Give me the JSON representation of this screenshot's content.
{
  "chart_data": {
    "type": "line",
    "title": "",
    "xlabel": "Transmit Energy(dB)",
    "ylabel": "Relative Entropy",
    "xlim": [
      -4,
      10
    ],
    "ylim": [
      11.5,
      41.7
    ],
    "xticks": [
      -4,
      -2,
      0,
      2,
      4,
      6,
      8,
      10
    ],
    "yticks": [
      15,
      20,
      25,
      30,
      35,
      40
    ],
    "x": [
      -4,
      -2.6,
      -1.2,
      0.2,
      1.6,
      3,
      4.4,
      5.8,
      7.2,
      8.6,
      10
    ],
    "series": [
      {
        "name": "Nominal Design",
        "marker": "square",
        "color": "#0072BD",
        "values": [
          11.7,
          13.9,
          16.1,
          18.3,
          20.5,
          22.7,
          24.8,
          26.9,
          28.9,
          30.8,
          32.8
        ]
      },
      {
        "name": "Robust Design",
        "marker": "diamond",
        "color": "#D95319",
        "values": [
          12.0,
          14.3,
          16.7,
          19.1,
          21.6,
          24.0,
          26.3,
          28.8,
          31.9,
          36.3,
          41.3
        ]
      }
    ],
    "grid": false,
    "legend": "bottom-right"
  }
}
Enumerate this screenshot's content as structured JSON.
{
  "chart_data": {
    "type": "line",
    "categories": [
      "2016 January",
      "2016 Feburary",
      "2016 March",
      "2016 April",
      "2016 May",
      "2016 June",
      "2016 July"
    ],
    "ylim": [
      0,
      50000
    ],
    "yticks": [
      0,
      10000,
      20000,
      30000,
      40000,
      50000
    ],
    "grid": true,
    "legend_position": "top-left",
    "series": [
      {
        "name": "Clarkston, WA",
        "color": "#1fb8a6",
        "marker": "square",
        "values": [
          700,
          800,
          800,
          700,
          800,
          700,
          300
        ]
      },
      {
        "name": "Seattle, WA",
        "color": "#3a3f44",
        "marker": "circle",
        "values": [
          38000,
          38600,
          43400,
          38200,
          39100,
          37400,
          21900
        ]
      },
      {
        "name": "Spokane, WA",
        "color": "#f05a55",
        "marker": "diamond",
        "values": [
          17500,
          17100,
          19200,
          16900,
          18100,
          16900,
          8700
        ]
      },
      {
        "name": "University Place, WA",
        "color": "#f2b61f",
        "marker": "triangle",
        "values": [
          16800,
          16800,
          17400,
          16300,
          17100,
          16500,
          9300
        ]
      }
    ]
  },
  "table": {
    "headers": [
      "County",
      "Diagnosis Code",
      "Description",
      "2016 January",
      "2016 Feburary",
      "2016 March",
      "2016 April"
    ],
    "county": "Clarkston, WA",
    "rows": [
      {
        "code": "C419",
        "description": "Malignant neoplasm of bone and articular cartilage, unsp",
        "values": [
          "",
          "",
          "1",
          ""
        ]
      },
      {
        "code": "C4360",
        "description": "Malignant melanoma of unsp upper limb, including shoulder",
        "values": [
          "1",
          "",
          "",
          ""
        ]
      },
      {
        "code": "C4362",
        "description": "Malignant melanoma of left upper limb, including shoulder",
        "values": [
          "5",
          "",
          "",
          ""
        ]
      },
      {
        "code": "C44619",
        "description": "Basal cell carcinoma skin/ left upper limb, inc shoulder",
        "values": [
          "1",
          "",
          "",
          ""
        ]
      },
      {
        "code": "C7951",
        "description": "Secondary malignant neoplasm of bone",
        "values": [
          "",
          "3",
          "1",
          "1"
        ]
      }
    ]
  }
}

# # # # #

Copy all of the material word for word.

### TASK ANSWER
Give me the JSON representation of this screenshot's content.
{
  "chart_data": {
    "type": "line",
    "title": "",
    "xlabel": "Transmit Energy(dB)",
    "ylabel": "Relative Entropy",
    "xlim": [
      -4,
      10
    ],
    "ylim": [
      11.5,
      41.7
    ],
    "xticks": [
      -4,
      -2,
      0,
      2,
      4,
      6,
      8,
      10
    ],
    "yticks": [
      15,
      20,
      25,
      30,
      35,
      40
    ],
    "x": [
      -4,
      -2.6,
      -1.2,
      0.2,
      1.6,
      3,
      4.4,
      5.8,
      7.2,
      8.6,
      10
    ],
    "series": [
      {
        "name": "Nominal Design",
        "marker": "square",
        "color": "#0072BD",
        "values": [
          11.7,
          13.9,
          16.1,
          18.3,
          20.5,
          22.7,
          24.8,
          26.9,
          28.9,
          30.8,
          32.8
        ]
      },
      {
        "name": "Robust Design",
        "marker": "diamond",
        "color": "#D95319",
        "values": [
          12.0,
          14.3,
          16.7,
          19.1,
          21.6,
          24.0,
          26.3,
          28.8,
          31.9,
          36.3,
          41.3
        ]
      }
    ],
    "grid": false,
    "legend": "bottom-right"
  }
}
Enumerate this screenshot's content as structured JSON.
{
  "chart_data": {
    "type": "line",
    "categories": [
      "2016 January",
      "2016 Feburary",
      "2016 March",
      "2016 April",
      "2016 May",
      "2016 June",
      "2016 July"
    ],
    "ylim": [
      0,
      50000
    ],
    "yticks": [
      0,
      10000,
      20000,
      30000,
      40000,
      50000
    ],
    "grid": true,
    "legend_position": "top-left",
    "series": [
      {
        "name": "Clarkston, WA",
        "color": "#1fb8a6",
        "marker": "square",
        "values": [
          700,
          800,
          800,
          700,
          800,
          700,
          300
        ]
      },
      {
        "name": "Seattle, WA",
        "color": "#3a3f44",
        "marker": "circle",
        "values": [
          38000,
          38600,
          43400,
          38200,
          39100,
          37400,
          21900
        ]
      },
      {
        "name": "Spokane, WA",
        "color": "#f05a55",
        "marker": "diamond",
        "values": [
          17500,
          17100,
          19200,
          16900,
          18100,
          16900,
          8700
        ]
      },
      {
        "name": "University Place, WA",
        "color": "#f2b61f",
        "marker": "triangle",
        "values": [
          16800,
          16800,
          17400,
          16300,
          17100,
          16500,
          9300
        ]
      }
    ]
  },
  "table": {
    "headers": [
      "County",
      "Diagnosis Code",
      "Description",
      "2016 January",
      "2016 Feburary",
      "2016 March",
      "2016 April"
    ],
    "county": "Clarkston, WA",
    "rows": [
      {
        "code": "C419",
        "description": "Malignant neoplasm of bone and articular cartilage, unsp",
        "values": [
          "",
          "",
          "1",
          ""
        ]
      },
      {
        "code": "C4360",
        "description": "Malignant melanoma of unsp upper limb, including shoulder",
        "values": [
          "1",
          "",
          "",
          ""
        ]
      },
      {
        "code": "C4362",
        "description": "Malignant melanoma of left upper limb, including shoulder",
        "values": [
          "5",
          "",
          "",
          ""
        ]
      },
      {
        "code": "C44619",
        "description": "Basal cell carcinoma skin/ left upper limb, inc shoulder",
        "values": [
          "1",
          "",
          "",
          ""
        ]
      },
      {
        "code": "C7951",
        "description": "Secondary malignant neoplasm of bone",
        "values": [
          "",
          "3",
          "1",
          "1"
        ]
      }
    ]
  }
}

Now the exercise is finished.